Entries with figure data:
______

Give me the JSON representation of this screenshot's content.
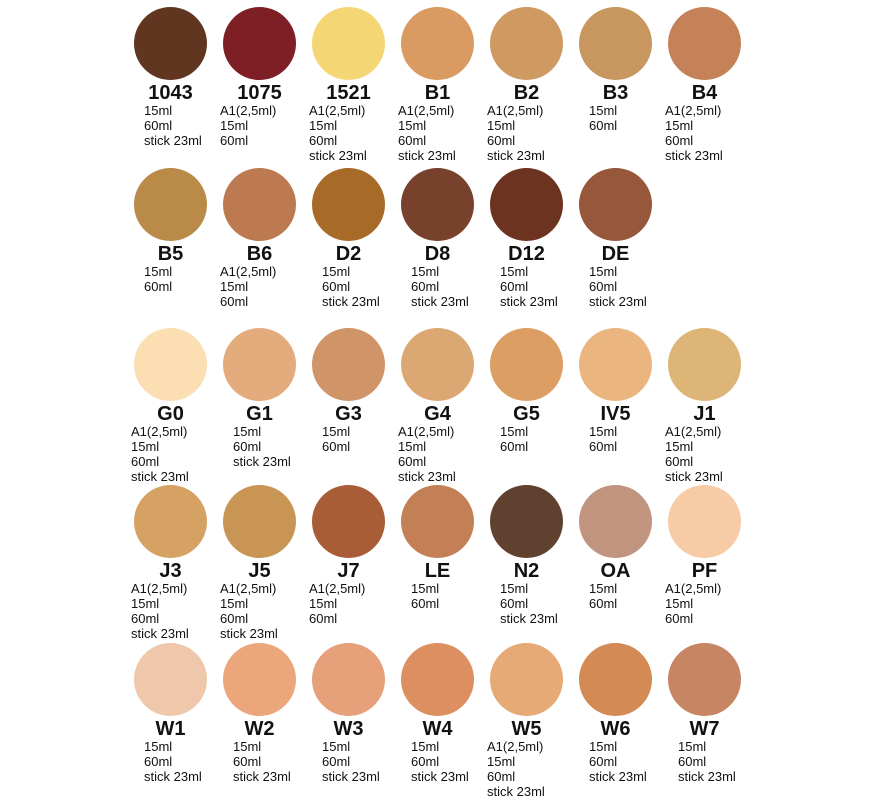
{
  "rows": [
    [
      {
        "code": "1043",
        "color": "#603620",
        "sizes": [
          "15ml",
          "60ml",
          "stick 23ml"
        ]
      },
      {
        "code": "1075",
        "color": "#7e1f26",
        "sizes": [
          "A1(2,5ml)",
          "15ml",
          "60ml"
        ]
      },
      {
        "code": "1521",
        "color": "#f5d675",
        "sizes": [
          "A1(2,5ml)",
          "15ml",
          "60ml",
          "stick 23ml"
        ]
      },
      {
        "code": "B1",
        "color": "#d99b62",
        "sizes": [
          "A1(2,5ml)",
          "15ml",
          "60ml",
          "stick 23ml"
        ]
      },
      {
        "code": "B2",
        "color": "#cf9a62",
        "sizes": [
          "A1(2,5ml)",
          "15ml",
          "60ml",
          "stick 23ml"
        ]
      },
      {
        "code": "B3",
        "color": "#c8965f",
        "sizes": [
          "15ml",
          "60ml"
        ]
      },
      {
        "code": "B4",
        "color": "#c58259",
        "sizes": [
          "A1(2,5ml)",
          "15ml",
          "60ml",
          "stick 23ml"
        ]
      }
    ],
    [
      {
        "code": "B5",
        "color": "#b98a48",
        "sizes": [
          "15ml",
          "60ml"
        ]
      },
      {
        "code": "B6",
        "color": "#bd7a50",
        "sizes": [
          "A1(2,5ml)",
          "15ml",
          "60ml"
        ]
      },
      {
        "code": "D2",
        "color": "#a86a27",
        "sizes": [
          "15ml",
          "60ml",
          "stick 23ml"
        ]
      },
      {
        "code": "D8",
        "color": "#78412b",
        "sizes": [
          "15ml",
          "60ml",
          "stick 23ml"
        ]
      },
      {
        "code": "D12",
        "color": "#6c3420",
        "sizes": [
          "15ml",
          "60ml",
          "stick 23ml"
        ]
      },
      {
        "code": "DE",
        "color": "#97573b",
        "sizes": [
          "15ml",
          "60ml",
          "stick 23ml"
        ]
      }
    ],
    [
      {
        "code": "G0",
        "color": "#fbdfb3",
        "sizes": [
          "A1(2,5ml)",
          "15ml",
          "60ml",
          "stick 23ml"
        ]
      },
      {
        "code": "G1",
        "color": "#e4ab7c",
        "sizes": [
          "15ml",
          "60ml",
          "stick 23ml"
        ]
      },
      {
        "code": "G3",
        "color": "#cf9569",
        "sizes": [
          "15ml",
          "60ml"
        ]
      },
      {
        "code": "G4",
        "color": "#dba874",
        "sizes": [
          "A1(2,5ml)",
          "15ml",
          "60ml",
          "stick 23ml"
        ]
      },
      {
        "code": "G5",
        "color": "#dd9e64",
        "sizes": [
          "15ml",
          "60ml"
        ]
      },
      {
        "code": "IV5",
        "color": "#eab57f",
        "sizes": [
          "15ml",
          "60ml"
        ]
      },
      {
        "code": "J1",
        "color": "#ddb577",
        "sizes": [
          "A1(2,5ml)",
          "15ml",
          "60ml",
          "stick 23ml"
        ]
      }
    ],
    [
      {
        "code": "J3",
        "color": "#d6a264",
        "sizes": [
          "A1(2,5ml)",
          "15ml",
          "60ml",
          "stick 23ml"
        ]
      },
      {
        "code": "J5",
        "color": "#c99555",
        "sizes": [
          "A1(2,5ml)",
          "15ml",
          "60ml",
          "stick 23ml"
        ]
      },
      {
        "code": "J7",
        "color": "#a95d36",
        "sizes": [
          "A1(2,5ml)",
          "15ml",
          "60ml"
        ]
      },
      {
        "code": "LE",
        "color": "#c37f56",
        "sizes": [
          "15ml",
          "60ml"
        ]
      },
      {
        "code": "N2",
        "color": "#60402f",
        "sizes": [
          "15ml",
          "60ml",
          "stick 23ml"
        ]
      },
      {
        "code": "OA",
        "color": "#c19480",
        "sizes": [
          "15ml",
          "60ml"
        ]
      },
      {
        "code": "PF",
        "color": "#f6cba6",
        "sizes": [
          "A1(2,5ml)",
          "15ml",
          "60ml"
        ]
      }
    ],
    [
      {
        "code": "W1",
        "color": "#efc8ab",
        "sizes": [
          "15ml",
          "60ml",
          "stick 23ml"
        ]
      },
      {
        "code": "W2",
        "color": "#eca67c",
        "sizes": [
          "15ml",
          "60ml",
          "stick 23ml"
        ]
      },
      {
        "code": "W3",
        "color": "#e6a07a",
        "sizes": [
          "15ml",
          "60ml",
          "stick 23ml"
        ]
      },
      {
        "code": "W4",
        "color": "#dd8f62",
        "sizes": [
          "15ml",
          "60ml",
          "stick 23ml"
        ]
      },
      {
        "code": "W5",
        "color": "#e6aa77",
        "sizes": [
          "A1(2,5ml)",
          "15ml",
          "60ml",
          "stick 23ml"
        ]
      },
      {
        "code": "W6",
        "color": "#d38a55",
        "sizes": [
          "15ml",
          "60ml",
          "stick 23ml"
        ]
      },
      {
        "code": "W7",
        "color": "#c68664",
        "sizes": [
          "15ml",
          "60ml",
          "stick 23ml"
        ]
      }
    ]
  ]
}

______

#### EXERCISE AIM
Keep the pictures out of your copy, and repeat every entry above exactly.

#### WRITTEN SOLUTION
Give me the JSON representation of this screenshot's content.
{
  "rows": [
    [
      {
        "code": "1043",
        "color": "#603620",
        "sizes": [
          "15ml",
          "60ml",
          "stick 23ml"
        ]
      },
      {
        "code": "1075",
        "color": "#7e1f26",
        "sizes": [
          "A1(2,5ml)",
          "15ml",
          "60ml"
        ]
      },
      {
        "code": "1521",
        "color": "#f5d675",
        "sizes": [
          "A1(2,5ml)",
          "15ml",
          "60ml",
          "stick 23ml"
        ]
      },
      {
        "code": "B1",
        "color": "#d99b62",
        "sizes": [
          "A1(2,5ml)",
          "15ml",
          "60ml",
          "stick 23ml"
        ]
      },
      {
        "code": "B2",
        "color": "#cf9a62",
        "sizes": [
          "A1(2,5ml)",
          "15ml",
          "60ml",
          "stick 23ml"
        ]
      },
      {
        "code": "B3",
        "color": "#c8965f",
        "sizes": [
          "15ml",
          "60ml"
        ]
      },
      {
        "code": "B4",
        "color": "#c58259",
        "sizes": [
          "A1(2,5ml)",
          "15ml",
          "60ml",
          "stick 23ml"
        ]
      }
    ],
    [
      {
        "code": "B5",
        "color": "#b98a48",
        "sizes": [
          "15ml",
          "60ml"
        ]
      },
      {
        "code": "B6",
        "color": "#bd7a50",
        "sizes": [
          "A1(2,5ml)",
          "15ml",
          "60ml"
        ]
      },
      {
        "code": "D2",
        "color": "#a86a27",
        "sizes": [
          "15ml",
          "60ml",
          "stick 23ml"
        ]
      },
      {
        "code": "D8",
        "color": "#78412b",
        "sizes": [
          "15ml",
          "60ml",
          "stick 23ml"
        ]
      },
      {
        "code": "D12",
        "color": "#6c3420",
        "sizes": [
          "15ml",
          "60ml",
          "stick 23ml"
        ]
      },
      {
        "code": "DE",
        "color": "#97573b",
        "sizes": [
          "15ml",
          "60ml",
          "stick 23ml"
        ]
      }
    ],
    [
      {
        "code": "G0",
        "color": "#fbdfb3",
        "sizes": [
          "A1(2,5ml)",
          "15ml",
          "60ml",
          "stick 23ml"
        ]
      },
      {
        "code": "G1",
        "color": "#e4ab7c",
        "sizes": [
          "15ml",
          "60ml",
          "stick 23ml"
        ]
      },
      {
        "code": "G3",
        "color": "#cf9569",
        "sizes": [
          "15ml",
          "60ml"
        ]
      },
      {
        "code": "G4",
        "color": "#dba874",
        "sizes": [
          "A1(2,5ml)",
          "15ml",
          "60ml",
          "stick 23ml"
        ]
      },
      {
        "code": "G5",
        "color": "#dd9e64",
        "sizes": [
          "15ml",
          "60ml"
        ]
      },
      {
        "code": "IV5",
        "color": "#eab57f",
        "sizes": [
          "15ml",
          "60ml"
        ]
      },
      {
        "code": "J1",
        "color": "#ddb577",
        "sizes": [
          "A1(2,5ml)",
          "15ml",
          "60ml",
          "stick 23ml"
        ]
      }
    ],
    [
      {
        "code": "J3",
        "color": "#d6a264",
        "sizes": [
          "A1(2,5ml)",
          "15ml",
          "60ml",
          "stick 23ml"
        ]
      },
      {
        "code": "J5",
        "color": "#c99555",
        "sizes": [
          "A1(2,5ml)",
          "15ml",
          "60ml",
          "stick 23ml"
        ]
      },
      {
        "code": "J7",
        "color": "#a95d36",
        "sizes": [
          "A1(2,5ml)",
          "15ml",
          "60ml"
        ]
      },
      {
        "code": "LE",
        "color": "#c37f56",
        "sizes": [
          "15ml",
          "60ml"
        ]
      },
      {
        "code": "N2",
        "color": "#60402f",
        "sizes": [
          "15ml",
          "60ml",
          "stick 23ml"
        ]
      },
      {
        "code": "OA",
        "color": "#c19480",
        "sizes": [
          "15ml",
          "60ml"
        ]
      },
      {
        "code": "PF",
        "color": "#f6cba6",
        "sizes": [
          "A1(2,5ml)",
          "15ml",
          "60ml"
        ]
      }
    ],
    [
      {
        "code": "W1",
        "color": "#efc8ab",
        "sizes": [
          "15ml",
          "60ml",
          "stick 23ml"
        ]
      },
      {
        "code": "W2",
        "color": "#eca67c",
        "sizes": [
          "15ml",
          "60ml",
          "stick 23ml"
        ]
      },
      {
        "code": "W3",
        "color": "#e6a07a",
        "sizes": [
          "15ml",
          "60ml",
          "stick 23ml"
        ]
      },
      {
        "code": "W4",
        "color": "#dd8f62",
        "sizes": [
          "15ml",
          "60ml",
          "stick 23ml"
        ]
      },
      {
        "code": "W5",
        "color": "#e6aa77",
        "sizes": [
          "A1(2,5ml)",
          "15ml",
          "60ml",
          "stick 23ml"
        ]
      },
      {
        "code": "W6",
        "color": "#d38a55",
        "sizes": [
          "15ml",
          "60ml",
          "stick 23ml"
        ]
      },
      {
        "code": "W7",
        "color": "#c68664",
        "sizes": [
          "15ml",
          "60ml",
          "stick 23ml"
        ]
      }
    ]
  ]
}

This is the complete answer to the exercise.